• MATERIAL PROVIDED:
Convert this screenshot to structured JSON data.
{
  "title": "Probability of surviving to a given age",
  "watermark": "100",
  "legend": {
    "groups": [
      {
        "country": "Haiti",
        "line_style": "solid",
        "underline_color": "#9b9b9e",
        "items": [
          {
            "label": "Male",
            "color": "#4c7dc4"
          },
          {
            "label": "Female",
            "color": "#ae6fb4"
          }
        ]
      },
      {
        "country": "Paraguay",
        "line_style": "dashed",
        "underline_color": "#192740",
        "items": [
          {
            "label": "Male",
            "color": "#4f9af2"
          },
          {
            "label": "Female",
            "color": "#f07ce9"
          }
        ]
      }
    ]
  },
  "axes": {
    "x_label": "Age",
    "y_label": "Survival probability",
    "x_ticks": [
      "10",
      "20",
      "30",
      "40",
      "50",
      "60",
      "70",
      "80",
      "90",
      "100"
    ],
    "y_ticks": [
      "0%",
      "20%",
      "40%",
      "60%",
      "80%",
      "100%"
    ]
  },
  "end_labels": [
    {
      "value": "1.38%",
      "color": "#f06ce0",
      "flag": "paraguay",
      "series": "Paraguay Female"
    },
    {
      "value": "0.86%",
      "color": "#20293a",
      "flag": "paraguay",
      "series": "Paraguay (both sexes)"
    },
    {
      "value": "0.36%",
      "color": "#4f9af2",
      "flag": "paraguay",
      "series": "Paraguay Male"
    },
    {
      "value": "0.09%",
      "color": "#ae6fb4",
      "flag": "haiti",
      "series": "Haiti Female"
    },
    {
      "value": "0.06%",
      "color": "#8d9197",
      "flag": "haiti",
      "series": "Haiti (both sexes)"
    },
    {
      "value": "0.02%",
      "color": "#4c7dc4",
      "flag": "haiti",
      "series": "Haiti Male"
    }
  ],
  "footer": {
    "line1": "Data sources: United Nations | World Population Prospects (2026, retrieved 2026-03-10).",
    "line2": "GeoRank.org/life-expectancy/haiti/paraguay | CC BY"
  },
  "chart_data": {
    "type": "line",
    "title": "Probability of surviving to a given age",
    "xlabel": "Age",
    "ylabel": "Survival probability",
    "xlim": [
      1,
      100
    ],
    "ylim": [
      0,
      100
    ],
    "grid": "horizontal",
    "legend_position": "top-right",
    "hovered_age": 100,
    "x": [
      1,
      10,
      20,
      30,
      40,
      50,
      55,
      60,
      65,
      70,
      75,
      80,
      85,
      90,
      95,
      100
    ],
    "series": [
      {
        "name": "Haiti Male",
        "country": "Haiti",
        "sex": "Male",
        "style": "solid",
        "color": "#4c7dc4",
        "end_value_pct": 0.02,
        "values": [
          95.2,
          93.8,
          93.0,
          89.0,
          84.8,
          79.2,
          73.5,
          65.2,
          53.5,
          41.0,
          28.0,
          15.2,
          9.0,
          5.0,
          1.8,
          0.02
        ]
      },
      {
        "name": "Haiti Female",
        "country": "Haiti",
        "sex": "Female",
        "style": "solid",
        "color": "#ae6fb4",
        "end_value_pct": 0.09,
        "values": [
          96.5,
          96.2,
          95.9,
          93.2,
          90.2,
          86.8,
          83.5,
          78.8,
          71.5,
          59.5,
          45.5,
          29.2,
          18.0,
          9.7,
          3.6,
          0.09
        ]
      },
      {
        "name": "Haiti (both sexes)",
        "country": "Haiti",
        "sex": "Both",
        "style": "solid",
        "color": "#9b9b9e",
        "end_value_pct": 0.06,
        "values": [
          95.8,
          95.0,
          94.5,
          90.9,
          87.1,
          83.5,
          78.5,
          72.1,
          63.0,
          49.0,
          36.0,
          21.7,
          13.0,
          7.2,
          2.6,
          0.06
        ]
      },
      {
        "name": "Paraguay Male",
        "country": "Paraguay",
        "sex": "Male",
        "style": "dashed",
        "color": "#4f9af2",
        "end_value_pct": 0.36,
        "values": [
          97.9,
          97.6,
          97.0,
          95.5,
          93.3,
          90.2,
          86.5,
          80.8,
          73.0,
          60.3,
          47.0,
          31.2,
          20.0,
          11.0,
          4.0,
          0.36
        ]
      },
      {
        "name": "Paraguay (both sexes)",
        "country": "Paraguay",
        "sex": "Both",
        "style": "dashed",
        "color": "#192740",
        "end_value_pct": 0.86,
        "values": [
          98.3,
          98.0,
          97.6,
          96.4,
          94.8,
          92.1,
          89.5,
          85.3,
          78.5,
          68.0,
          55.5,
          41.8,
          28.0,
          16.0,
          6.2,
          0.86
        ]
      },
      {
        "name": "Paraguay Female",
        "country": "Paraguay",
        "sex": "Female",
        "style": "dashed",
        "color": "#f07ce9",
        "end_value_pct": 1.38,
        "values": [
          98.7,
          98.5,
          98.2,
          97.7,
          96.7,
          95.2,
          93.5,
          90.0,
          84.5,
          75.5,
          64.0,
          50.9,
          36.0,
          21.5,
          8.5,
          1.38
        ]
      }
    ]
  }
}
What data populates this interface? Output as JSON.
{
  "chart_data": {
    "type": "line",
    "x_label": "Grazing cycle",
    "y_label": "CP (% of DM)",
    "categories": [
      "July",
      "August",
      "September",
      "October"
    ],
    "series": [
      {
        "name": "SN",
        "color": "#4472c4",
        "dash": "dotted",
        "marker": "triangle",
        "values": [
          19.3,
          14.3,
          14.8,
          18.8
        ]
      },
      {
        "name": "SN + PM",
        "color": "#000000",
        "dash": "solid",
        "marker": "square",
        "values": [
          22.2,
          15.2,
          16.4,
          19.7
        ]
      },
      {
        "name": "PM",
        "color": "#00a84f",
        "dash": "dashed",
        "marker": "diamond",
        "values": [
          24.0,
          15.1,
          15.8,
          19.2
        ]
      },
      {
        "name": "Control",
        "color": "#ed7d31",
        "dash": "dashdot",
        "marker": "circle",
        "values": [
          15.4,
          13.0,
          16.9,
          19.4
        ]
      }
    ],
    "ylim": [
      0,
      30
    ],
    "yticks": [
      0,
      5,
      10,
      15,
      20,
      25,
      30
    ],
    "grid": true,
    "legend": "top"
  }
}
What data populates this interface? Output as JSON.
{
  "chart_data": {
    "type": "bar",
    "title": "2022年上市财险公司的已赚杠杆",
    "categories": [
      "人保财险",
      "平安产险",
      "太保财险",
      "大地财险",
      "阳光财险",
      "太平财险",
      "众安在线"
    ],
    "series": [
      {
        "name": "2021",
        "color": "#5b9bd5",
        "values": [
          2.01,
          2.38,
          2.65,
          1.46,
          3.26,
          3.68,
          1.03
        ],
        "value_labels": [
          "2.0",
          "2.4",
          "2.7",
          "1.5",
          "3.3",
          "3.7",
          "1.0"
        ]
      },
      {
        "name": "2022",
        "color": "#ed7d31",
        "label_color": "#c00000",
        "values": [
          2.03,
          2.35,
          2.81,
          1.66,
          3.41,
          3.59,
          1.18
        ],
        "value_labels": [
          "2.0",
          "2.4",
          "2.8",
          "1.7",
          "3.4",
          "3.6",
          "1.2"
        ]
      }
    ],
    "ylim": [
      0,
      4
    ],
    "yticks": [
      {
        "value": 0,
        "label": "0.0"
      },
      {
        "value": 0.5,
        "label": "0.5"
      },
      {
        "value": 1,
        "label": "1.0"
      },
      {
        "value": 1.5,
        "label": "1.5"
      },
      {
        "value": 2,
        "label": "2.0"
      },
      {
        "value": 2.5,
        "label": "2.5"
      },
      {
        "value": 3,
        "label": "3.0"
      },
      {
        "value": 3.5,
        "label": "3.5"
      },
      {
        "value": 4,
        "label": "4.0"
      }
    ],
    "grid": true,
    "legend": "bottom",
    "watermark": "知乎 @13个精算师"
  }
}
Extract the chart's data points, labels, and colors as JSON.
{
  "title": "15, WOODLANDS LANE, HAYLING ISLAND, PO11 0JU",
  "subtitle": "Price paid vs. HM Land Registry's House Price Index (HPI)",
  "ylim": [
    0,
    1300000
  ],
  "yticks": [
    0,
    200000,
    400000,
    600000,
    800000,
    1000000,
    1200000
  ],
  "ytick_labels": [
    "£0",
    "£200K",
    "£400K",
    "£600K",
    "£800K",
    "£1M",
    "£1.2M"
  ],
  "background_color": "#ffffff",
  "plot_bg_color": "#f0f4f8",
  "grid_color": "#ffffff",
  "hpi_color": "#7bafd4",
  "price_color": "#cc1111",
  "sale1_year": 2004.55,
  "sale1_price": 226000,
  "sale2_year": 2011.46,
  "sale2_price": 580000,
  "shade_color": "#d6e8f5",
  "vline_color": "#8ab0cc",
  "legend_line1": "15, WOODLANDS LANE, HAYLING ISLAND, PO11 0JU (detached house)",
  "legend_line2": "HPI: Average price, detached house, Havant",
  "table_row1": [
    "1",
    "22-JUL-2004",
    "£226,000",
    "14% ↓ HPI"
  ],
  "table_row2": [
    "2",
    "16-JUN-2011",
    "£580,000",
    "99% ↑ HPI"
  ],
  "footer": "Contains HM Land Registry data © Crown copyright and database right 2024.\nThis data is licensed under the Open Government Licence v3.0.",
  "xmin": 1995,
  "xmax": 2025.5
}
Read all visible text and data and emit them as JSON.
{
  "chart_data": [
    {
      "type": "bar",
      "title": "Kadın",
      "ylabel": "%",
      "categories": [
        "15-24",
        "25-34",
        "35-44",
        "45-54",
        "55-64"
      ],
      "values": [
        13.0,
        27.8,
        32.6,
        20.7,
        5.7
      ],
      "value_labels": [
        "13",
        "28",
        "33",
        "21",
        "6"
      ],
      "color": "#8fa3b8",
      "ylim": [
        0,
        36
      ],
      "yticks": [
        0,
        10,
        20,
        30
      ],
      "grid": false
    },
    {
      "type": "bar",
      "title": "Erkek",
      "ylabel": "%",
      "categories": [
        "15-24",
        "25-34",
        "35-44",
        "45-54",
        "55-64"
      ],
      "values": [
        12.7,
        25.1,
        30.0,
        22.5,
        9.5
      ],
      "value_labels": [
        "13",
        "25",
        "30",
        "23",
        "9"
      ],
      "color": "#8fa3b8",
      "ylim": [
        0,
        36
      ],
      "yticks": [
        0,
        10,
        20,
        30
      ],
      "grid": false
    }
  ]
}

• SET EXERCISE:
Copy out each line of the data where the string "HAYLING" appears.

• SOLUTION:
  "title": "15, WOODLANDS LANE, HAYLING ISLAND, PO11 0JU",
  "legend_line1": "15, WOODLANDS LANE, HAYLING ISLAND, PO11 0JU (detached house)",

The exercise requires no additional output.